---------- Data supplied ----------

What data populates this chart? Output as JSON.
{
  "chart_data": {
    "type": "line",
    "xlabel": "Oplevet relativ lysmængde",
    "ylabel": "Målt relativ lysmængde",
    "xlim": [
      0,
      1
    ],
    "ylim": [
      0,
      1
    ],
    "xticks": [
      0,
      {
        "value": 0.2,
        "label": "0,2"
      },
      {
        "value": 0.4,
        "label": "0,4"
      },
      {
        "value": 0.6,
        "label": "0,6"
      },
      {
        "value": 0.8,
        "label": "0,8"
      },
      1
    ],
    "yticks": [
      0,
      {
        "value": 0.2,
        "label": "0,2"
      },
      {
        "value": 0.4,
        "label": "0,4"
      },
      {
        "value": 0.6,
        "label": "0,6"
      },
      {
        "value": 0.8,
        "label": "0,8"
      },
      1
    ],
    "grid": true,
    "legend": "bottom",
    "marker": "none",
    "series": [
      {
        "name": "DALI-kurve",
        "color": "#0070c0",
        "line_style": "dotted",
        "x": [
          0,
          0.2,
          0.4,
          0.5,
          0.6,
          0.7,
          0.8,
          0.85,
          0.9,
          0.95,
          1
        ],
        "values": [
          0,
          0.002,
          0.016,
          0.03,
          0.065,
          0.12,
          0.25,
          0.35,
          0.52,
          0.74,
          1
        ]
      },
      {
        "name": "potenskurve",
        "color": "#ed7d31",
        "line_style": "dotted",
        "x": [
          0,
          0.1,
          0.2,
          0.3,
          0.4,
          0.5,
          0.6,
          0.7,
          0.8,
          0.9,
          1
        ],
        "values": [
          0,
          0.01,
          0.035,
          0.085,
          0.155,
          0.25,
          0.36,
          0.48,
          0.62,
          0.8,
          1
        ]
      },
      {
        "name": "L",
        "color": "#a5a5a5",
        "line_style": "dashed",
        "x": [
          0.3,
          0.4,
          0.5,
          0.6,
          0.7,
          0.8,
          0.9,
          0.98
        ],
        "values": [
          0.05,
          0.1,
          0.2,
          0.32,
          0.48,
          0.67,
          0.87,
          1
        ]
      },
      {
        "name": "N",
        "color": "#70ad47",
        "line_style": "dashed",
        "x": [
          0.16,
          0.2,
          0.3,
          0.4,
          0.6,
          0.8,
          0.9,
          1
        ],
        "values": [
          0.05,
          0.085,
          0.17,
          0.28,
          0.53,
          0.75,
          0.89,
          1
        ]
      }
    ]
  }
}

----------

## Requirement:
Quote every line of the data, word for word.

## Solved exercise:
What data populates this chart? Output as JSON.
{
  "chart_data": {
    "type": "line",
    "xlabel": "Oplevet relativ lysmængde",
    "ylabel": "Målt relativ lysmængde",
    "xlim": [
      0,
      1
    ],
    "ylim": [
      0,
      1
    ],
    "xticks": [
      0,
      {
        "value": 0.2,
        "label": "0,2"
      },
      {
        "value": 0.4,
        "label": "0,4"
      },
      {
        "value": 0.6,
        "label": "0,6"
      },
      {
        "value": 0.8,
        "label": "0,8"
      },
      1
    ],
    "yticks": [
      0,
      {
        "value": 0.2,
        "label": "0,2"
      },
      {
        "value": 0.4,
        "label": "0,4"
      },
      {
        "value": 0.6,
        "label": "0,6"
      },
      {
        "value": 0.8,
        "label": "0,8"
      },
      1
    ],
    "grid": true,
    "legend": "bottom",
    "marker": "none",
    "series": [
      {
        "name": "DALI-kurve",
        "color": "#0070c0",
        "line_style": "dotted",
        "x": [
          0,
          0.2,
          0.4,
          0.5,
          0.6,
          0.7,
          0.8,
          0.85,
          0.9,
          0.95,
          1
        ],
        "values": [
          0,
          0.002,
          0.016,
          0.03,
          0.065,
          0.12,
          0.25,
          0.35,
          0.52,
          0.74,
          1
        ]
      },
      {
        "name": "potenskurve",
        "color": "#ed7d31",
        "line_style": "dotted",
        "x": [
          0,
          0.1,
          0.2,
          0.3,
          0.4,
          0.5,
          0.6,
          0.7,
          0.8,
          0.9,
          1
        ],
        "values": [
          0,
          0.01,
          0.035,
          0.085,
          0.155,
          0.25,
          0.36,
          0.48,
          0.62,
          0.8,
          1
        ]
      },
      {
        "name": "L",
        "color": "#a5a5a5",
        "line_style": "dashed",
        "x": [
          0.3,
          0.4,
          0.5,
          0.6,
          0.7,
          0.8,
          0.9,
          0.98
        ],
        "values": [
          0.05,
          0.1,
          0.2,
          0.32,
          0.48,
          0.67,
          0.87,
          1
        ]
      },
      {
        "name": "N",
        "color": "#70ad47",
        "line_style": "dashed",
        "x": [
          0.16,
          0.2,
          0.3,
          0.4,
          0.6,
          0.8,
          0.9,
          1
        ],
        "values": [
          0.05,
          0.085,
          0.17,
          0.28,
          0.53,
          0.75,
          0.89,
          1
        ]
      }
    ]
  }
}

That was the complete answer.